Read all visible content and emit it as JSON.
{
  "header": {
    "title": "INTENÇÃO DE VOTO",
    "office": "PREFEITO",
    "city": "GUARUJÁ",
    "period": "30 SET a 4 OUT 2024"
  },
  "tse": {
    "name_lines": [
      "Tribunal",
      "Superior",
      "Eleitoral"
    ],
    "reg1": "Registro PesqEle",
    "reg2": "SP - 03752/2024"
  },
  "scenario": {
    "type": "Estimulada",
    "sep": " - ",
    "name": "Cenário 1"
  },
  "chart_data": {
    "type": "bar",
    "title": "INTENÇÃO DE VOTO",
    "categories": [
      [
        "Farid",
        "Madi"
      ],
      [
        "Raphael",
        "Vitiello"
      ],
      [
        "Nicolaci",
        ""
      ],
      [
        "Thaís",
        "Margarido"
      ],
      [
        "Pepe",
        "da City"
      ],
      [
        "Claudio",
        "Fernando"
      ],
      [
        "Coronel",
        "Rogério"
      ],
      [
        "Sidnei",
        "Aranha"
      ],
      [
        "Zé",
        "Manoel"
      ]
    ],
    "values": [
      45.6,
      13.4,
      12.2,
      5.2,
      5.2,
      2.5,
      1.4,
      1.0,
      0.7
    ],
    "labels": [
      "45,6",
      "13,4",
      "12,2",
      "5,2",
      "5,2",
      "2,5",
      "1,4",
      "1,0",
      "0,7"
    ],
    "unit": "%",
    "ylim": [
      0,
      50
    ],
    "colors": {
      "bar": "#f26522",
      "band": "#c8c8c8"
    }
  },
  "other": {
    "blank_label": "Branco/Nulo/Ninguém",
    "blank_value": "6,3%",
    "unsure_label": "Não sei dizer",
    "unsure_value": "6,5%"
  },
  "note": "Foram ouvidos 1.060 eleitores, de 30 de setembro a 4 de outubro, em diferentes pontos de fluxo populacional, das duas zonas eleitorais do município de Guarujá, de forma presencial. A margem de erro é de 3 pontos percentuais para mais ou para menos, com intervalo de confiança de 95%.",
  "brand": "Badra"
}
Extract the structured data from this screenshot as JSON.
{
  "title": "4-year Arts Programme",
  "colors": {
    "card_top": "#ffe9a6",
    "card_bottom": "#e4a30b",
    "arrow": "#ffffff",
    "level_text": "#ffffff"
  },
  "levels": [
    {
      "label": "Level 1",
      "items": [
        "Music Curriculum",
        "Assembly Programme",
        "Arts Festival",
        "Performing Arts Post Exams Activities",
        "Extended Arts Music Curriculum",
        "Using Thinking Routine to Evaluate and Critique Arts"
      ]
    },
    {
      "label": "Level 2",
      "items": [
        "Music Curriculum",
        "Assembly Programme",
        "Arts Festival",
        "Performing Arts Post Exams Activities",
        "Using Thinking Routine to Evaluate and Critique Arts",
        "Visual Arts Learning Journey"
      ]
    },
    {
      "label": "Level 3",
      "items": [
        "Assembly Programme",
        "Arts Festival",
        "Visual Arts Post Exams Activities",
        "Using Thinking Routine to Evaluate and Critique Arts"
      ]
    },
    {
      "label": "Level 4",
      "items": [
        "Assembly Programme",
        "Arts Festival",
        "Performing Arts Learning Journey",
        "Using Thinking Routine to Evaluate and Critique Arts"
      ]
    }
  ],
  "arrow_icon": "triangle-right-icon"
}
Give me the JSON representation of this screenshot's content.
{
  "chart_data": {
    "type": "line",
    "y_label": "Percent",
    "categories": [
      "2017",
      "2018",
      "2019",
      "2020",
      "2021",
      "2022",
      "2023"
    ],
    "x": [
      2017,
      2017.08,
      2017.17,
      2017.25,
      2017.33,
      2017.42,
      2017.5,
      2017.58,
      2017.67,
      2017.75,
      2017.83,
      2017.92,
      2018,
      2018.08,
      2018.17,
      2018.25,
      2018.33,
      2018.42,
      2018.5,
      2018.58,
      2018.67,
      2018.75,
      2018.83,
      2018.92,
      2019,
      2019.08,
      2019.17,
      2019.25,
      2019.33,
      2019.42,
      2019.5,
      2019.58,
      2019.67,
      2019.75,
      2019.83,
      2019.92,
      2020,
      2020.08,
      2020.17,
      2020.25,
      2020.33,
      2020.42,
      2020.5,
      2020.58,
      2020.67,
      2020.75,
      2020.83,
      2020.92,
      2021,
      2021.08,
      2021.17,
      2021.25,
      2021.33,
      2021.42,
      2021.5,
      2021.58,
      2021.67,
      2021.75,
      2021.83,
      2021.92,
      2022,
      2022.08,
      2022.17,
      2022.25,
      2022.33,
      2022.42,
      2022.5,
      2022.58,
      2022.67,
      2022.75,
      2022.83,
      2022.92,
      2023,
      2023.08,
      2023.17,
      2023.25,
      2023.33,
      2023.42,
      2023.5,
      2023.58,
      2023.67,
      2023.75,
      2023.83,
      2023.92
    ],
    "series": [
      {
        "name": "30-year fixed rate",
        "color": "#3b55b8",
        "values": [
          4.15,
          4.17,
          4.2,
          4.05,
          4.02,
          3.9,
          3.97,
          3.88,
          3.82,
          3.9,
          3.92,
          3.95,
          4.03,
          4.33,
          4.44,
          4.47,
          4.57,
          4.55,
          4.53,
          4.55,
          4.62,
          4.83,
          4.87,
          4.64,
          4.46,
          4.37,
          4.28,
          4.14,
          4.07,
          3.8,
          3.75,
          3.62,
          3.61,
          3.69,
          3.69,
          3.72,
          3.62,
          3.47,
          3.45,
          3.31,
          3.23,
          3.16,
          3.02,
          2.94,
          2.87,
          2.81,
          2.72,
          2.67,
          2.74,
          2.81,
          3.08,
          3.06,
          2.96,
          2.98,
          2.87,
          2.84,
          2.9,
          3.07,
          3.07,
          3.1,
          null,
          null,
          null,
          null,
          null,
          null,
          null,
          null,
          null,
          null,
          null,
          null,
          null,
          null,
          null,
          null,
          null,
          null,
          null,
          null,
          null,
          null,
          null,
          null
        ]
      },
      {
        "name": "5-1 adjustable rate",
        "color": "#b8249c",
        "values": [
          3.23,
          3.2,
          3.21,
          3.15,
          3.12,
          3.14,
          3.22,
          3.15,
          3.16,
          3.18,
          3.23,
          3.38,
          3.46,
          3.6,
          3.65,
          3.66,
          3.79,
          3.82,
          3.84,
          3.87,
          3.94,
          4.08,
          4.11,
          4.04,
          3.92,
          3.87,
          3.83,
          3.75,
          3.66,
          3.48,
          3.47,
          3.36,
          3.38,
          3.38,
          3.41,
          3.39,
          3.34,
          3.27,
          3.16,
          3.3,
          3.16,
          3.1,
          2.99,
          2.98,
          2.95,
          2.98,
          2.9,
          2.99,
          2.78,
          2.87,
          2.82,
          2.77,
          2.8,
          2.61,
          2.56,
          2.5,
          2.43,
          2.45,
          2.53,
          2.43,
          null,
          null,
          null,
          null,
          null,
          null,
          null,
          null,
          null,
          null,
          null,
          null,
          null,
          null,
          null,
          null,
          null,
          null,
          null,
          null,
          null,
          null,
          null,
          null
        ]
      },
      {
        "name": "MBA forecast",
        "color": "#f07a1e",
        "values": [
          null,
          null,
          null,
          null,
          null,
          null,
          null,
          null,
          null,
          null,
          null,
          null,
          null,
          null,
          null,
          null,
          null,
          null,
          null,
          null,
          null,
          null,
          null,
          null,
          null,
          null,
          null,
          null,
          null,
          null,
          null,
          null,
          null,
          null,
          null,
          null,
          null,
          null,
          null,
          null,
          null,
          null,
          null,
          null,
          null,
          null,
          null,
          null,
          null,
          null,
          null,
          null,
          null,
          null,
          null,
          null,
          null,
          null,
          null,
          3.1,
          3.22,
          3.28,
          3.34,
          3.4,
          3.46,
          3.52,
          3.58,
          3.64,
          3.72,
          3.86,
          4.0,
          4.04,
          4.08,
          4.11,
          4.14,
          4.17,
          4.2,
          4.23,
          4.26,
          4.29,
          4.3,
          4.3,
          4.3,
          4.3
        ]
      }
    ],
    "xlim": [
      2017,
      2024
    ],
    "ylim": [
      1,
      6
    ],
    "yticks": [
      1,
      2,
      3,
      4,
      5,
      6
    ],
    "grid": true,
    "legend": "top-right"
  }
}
***
Compute how many lines include the string "year", then give that number by itself.

EXPECTED ANSWER: 2